- _Your objective_: Can you format each line of the entries below as a string in a JSON list, one string per line, with blank lines left out?

- _Recorded data_:
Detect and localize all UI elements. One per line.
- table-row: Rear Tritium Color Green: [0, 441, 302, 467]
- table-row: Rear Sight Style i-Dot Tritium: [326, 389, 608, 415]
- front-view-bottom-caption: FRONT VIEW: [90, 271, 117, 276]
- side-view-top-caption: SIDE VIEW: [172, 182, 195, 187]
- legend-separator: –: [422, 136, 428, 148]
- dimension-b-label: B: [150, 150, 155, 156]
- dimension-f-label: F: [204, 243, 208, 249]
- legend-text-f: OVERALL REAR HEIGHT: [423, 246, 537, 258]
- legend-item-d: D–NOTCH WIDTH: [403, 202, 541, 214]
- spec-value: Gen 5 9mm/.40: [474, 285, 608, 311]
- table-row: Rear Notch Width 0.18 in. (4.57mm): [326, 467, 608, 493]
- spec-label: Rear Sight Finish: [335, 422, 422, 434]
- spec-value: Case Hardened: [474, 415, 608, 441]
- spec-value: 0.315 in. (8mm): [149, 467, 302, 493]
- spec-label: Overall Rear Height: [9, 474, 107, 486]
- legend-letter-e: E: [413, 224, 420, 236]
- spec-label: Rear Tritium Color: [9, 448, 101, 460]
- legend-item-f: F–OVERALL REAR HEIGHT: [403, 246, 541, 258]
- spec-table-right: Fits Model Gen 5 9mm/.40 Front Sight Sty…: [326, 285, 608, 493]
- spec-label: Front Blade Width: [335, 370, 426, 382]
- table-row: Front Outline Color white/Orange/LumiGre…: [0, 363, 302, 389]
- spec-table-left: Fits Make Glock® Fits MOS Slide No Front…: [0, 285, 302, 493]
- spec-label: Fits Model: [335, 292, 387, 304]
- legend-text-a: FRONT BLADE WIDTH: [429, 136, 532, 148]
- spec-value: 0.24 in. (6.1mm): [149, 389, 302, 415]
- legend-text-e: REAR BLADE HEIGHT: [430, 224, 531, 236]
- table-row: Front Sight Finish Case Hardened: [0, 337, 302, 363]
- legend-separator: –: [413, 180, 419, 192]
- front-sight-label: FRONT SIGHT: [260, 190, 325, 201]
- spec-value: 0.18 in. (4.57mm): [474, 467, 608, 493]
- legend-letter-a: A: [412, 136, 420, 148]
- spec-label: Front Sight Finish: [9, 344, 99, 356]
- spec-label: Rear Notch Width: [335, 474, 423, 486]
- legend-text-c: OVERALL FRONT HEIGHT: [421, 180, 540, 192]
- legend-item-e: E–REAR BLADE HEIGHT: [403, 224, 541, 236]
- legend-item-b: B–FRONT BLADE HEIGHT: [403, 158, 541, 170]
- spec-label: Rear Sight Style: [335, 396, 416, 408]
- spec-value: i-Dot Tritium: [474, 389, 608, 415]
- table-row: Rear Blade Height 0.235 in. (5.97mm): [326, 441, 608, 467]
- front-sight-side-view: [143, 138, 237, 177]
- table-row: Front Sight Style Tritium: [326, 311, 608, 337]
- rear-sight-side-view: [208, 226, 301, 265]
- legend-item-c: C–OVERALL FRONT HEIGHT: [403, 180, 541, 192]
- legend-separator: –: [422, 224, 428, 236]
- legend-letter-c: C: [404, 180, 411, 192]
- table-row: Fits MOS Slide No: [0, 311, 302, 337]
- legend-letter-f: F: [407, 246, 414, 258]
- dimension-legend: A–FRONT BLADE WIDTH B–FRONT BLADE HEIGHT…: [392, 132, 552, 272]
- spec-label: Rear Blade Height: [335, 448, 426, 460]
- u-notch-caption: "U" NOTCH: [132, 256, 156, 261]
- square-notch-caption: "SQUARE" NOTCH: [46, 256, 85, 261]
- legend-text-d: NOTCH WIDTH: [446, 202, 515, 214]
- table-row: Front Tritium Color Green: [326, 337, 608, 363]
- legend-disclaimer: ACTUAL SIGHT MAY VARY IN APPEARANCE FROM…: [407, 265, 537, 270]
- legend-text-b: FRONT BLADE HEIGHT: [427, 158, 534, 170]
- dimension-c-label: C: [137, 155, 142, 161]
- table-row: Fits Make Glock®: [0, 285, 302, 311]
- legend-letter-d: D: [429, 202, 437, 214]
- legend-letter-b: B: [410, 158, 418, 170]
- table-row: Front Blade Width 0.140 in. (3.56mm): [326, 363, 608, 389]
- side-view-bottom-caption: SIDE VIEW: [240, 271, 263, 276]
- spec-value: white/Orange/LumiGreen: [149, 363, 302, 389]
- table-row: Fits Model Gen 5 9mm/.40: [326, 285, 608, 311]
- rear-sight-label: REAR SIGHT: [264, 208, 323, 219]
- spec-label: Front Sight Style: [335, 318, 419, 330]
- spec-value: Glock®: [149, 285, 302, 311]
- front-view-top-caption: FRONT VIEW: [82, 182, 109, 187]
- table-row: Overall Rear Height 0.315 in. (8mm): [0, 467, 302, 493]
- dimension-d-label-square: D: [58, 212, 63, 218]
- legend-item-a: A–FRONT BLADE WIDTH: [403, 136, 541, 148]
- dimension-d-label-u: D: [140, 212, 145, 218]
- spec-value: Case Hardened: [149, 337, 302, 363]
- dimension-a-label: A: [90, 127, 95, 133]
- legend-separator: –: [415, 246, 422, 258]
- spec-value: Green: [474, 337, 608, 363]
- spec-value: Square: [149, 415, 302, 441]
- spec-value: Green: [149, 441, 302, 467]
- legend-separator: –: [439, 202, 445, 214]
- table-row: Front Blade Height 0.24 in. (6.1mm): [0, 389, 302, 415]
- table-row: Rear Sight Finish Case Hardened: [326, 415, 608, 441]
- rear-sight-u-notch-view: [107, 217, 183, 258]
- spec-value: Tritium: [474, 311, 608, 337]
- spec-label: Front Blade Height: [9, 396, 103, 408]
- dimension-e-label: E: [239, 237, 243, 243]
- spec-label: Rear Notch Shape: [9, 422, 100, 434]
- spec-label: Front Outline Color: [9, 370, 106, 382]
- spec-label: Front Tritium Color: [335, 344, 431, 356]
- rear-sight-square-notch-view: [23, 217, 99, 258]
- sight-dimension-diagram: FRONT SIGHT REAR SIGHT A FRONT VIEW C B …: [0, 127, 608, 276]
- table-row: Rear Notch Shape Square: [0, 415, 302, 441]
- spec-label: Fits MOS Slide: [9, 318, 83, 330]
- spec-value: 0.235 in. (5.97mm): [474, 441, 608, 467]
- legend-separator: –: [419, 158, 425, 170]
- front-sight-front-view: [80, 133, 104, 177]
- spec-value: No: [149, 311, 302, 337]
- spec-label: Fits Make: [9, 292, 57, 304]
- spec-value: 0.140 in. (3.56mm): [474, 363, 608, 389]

- _Answer to the exercise_:
[
  "Detect and localize all UI elements. One per line.",
  "- table-row: Rear Tritium Color Green: [0, 441, 302, 467]",
  "- table-row: Rear Sight Style i-Dot Tritium: [326, 389, 608, 415]",
  "- front-view-bottom-caption: FRONT VIEW: [90, 271, 117, 276]",
  "- side-view-top-caption: SIDE VIEW: [172, 182, 195, 187]",
  "- legend-separator: –: [422, 136, 428, 148]",
  "- dimension-b-label: B: [150, 150, 155, 156]",
  "- dimension-f-label: F: [204, 243, 208, 249]",
  "- legend-text-f: OVERALL REAR HEIGHT: [423, 246, 537, 258]",
  "- legend-item-d: D–NOTCH WIDTH: [403, 202, 541, 214]",
  "- spec-value: Gen 5 9mm/.40: [474, 285, 608, 311]",
  "- table-row: Rear Notch Width 0.18 in. (4.57mm): [326, 467, 608, 493]",
  "- spec-label: Rear Sight Finish: [335, 422, 422, 434]",
  "- spec-value: Case Hardened: [474, 415, 608, 441]",
  "- spec-value: 0.315 in. (8mm): [149, 467, 302, 493]",
  "- spec-label: Overall Rear Height: [9, 474, 107, 486]",
  "- legend-letter-e: E: [413, 224, 420, 236]",
  "- spec-label: Rear Tritium Color: [9, 448, 101, 460]",
  "- legend-item-f: F–OVERALL REAR HEIGHT: [403, 246, 541, 258]",
  "- spec-table-right: Fits Model Gen 5 9mm/.40 Front Sight Sty…: [326, 285, 608, 493]",
  "- spec-label: Front Blade Width: [335, 370, 426, 382]",
  "- table-row: Front Outline Color white/Orange/LumiGre…: [0, 363, 302, 389]",
  "- spec-table-left: Fits Make Glock® Fits MOS Slide No Front…: [0, 285, 302, 493]",
  "- spec-label: Fits Model: [335, 292, 387, 304]",
  "- legend-text-a: FRONT BLADE WIDTH: [429, 136, 532, 148]",
  "- spec-value: 0.24 in. (6.1mm): [149, 389, 302, 415]",
  "- legend-text-e: REAR BLADE HEIGHT: [430, 224, 531, 236]",
  "- table-row: Front Sight Finish Case Hardened: [0, 337, 302, 363]",
  "- legend-separator: –: [413, 180, 419, 192]",
  "- front-sight-label: FRONT SIGHT: [260, 190, 325, 201]",
  "- spec-value: 0.18 in. (4.57mm): [474, 467, 608, 493]",
  "- legend-letter-a: A: [412, 136, 420, 148]",
  "- spec-label: Front Sight Finish: [9, 344, 99, 356]",
  "- spec-label: Rear Notch Width: [335, 474, 423, 486]",
  "- legend-text-c: OVERALL FRONT HEIGHT: [421, 180, 540, 192]",
  "- legend-item-e: E–REAR BLADE HEIGHT: [403, 224, 541, 236]",
  "- legend-item-b: B–FRONT BLADE HEIGHT: [403, 158, 541, 170]",
  "- spec-label: Rear Sight Style: [335, 396, 416, 408]",
  "- spec-value: i-Dot Tritium: [474, 389, 608, 415]",
  "- table-row: Rear Blade Height 0.235 in. (5.97mm): [326, 441, 608, 467]",
  "- front-sight-side-view: [143, 138, 237, 177]",
  "- table-row: Front Sight Style Tritium: [326, 311, 608, 337]",
  "- rear-sight-side-view: [208, 226, 301, 265]",
  "- legend-item-c: C–OVERALL FRONT HEIGHT: [403, 180, 541, 192]",
  "- legend-separator: –: [422, 224, 428, 236]",
  "- legend-letter-c: C: [404, 180, 411, 192]",
  "- table-row: Fits MOS Slide No: [0, 311, 302, 337]",
  "- legend-letter-f: F: [407, 246, 414, 258]",
  "- dimension-legend: A–FRONT BLADE WIDTH B–FRONT BLADE HEIGHT…: [392, 132, 552, 272]",
  "- spec-label: Rear Blade Height: [335, 448, 426, 460]",
  "- u-notch-caption: \"U\" NOTCH: [132, 256, 156, 261]",
  "- square-notch-caption: \"SQUARE\" NOTCH: [46, 256, 85, 261]",
  "- legend-text-d: NOTCH WIDTH: [446, 202, 515, 214]",
  "- table-row: Front Tritium Color Green: [326, 337, 608, 363]",
  "- legend-disclaimer: ACTUAL SIGHT MAY VARY IN APPEARANCE FROM…: [407, 265, 537, 270]",
  "- legend-text-b: FRONT BLADE HEIGHT: [427, 158, 534, 170]",
  "- dimension-c-label: C: [137, 155, 142, 161]",
  "- table-row: Fits Make Glock®: [0, 285, 302, 311]",
  "- legend-letter-d: D: [429, 202, 437, 214]",
  "- legend-letter-b: B: [410, 158, 418, 170]",
  "- table-row: Front Blade Width 0.140 in. (3.56mm): [326, 363, 608, 389]",
  "- side-view-bottom-caption: SIDE VIEW: [240, 271, 263, 276]",
  "- spec-value: white/Orange/LumiGreen: [149, 363, 302, 389]",
  "- table-row: Fits Model Gen 5 9mm/.40: [326, 285, 608, 311]",
  "- rear-sight-label: REAR SIGHT: [264, 208, 323, 219]",
  "- spec-label: Front Sight Style: [335, 318, 419, 330]",
  "- spec-value: Glock®: [149, 285, 302, 311]",
  "- front-view-top-caption: FRONT VIEW: [82, 182, 109, 187]",
  "- table-row: Overall Rear Height 0.315 in. (8mm): [0, 467, 302, 493]",
  "- dimension-d-label-square: D: [58, 212, 63, 218]",
  "- legend-item-a: A–FRONT BLADE WIDTH: [403, 136, 541, 148]",
  "- dimension-d-label-u: D: [140, 212, 145, 218]",
  "- spec-value: Case Hardened: [149, 337, 302, 363]",
  "- dimension-a-label: A: [90, 127, 95, 133]",
  "- legend-separator: –: [415, 246, 422, 258]",
  "- spec-value: Green: [474, 337, 608, 363]",
  "- spec-value: Square: [149, 415, 302, 441]",
  "- spec-value: Green: [149, 441, 302, 467]",
  "- legend-separator: –: [439, 202, 445, 214]",
  "- table-row: Front Blade Height 0.24 in. (6.1mm): [0, 389, 302, 415]",
  "- table-row: Rear Sight Finish Case Hardened: [326, 415, 608, 441]",
  "- rear-sight-u-notch-view: [107, 217, 183, 258]",
  "- spec-value: Tritium: [474, 311, 608, 337]",
  "- spec-label: Front Blade Height: [9, 396, 103, 408]",
  "- dimension-e-label: E: [239, 237, 243, 243]",
  "- spec-label: Rear Notch Shape: [9, 422, 100, 434]",
  "- spec-label: Front Outline Color: [9, 370, 106, 382]",
  "- spec-label: Front Tritium Color: [335, 344, 431, 356]",
  "- rear-sight-square-notch-view: [23, 217, 99, 258]",
  "- sight-dimension-diagram: FRONT SIGHT REAR SIGHT A FRONT VIEW C B …: [0, 127, 608, 276]",
  "- table-row: Rear Notch Shape Square: [0, 415, 302, 441]",
  "- spec-label: Fits MOS Slide: [9, 318, 83, 330]",
  "- spec-value: 0.235 in. (5.97mm): [474, 441, 608, 467]",
  "- legend-separator: –: [419, 158, 425, 170]",
  "- front-sight-front-view: [80, 133, 104, 177]",
  "- spec-value: No: [149, 311, 302, 337]",
  "- spec-label: Fits Make: [9, 292, 57, 304]",
  "- spec-value: 0.140 in. (3.56mm): [474, 363, 608, 389]"
]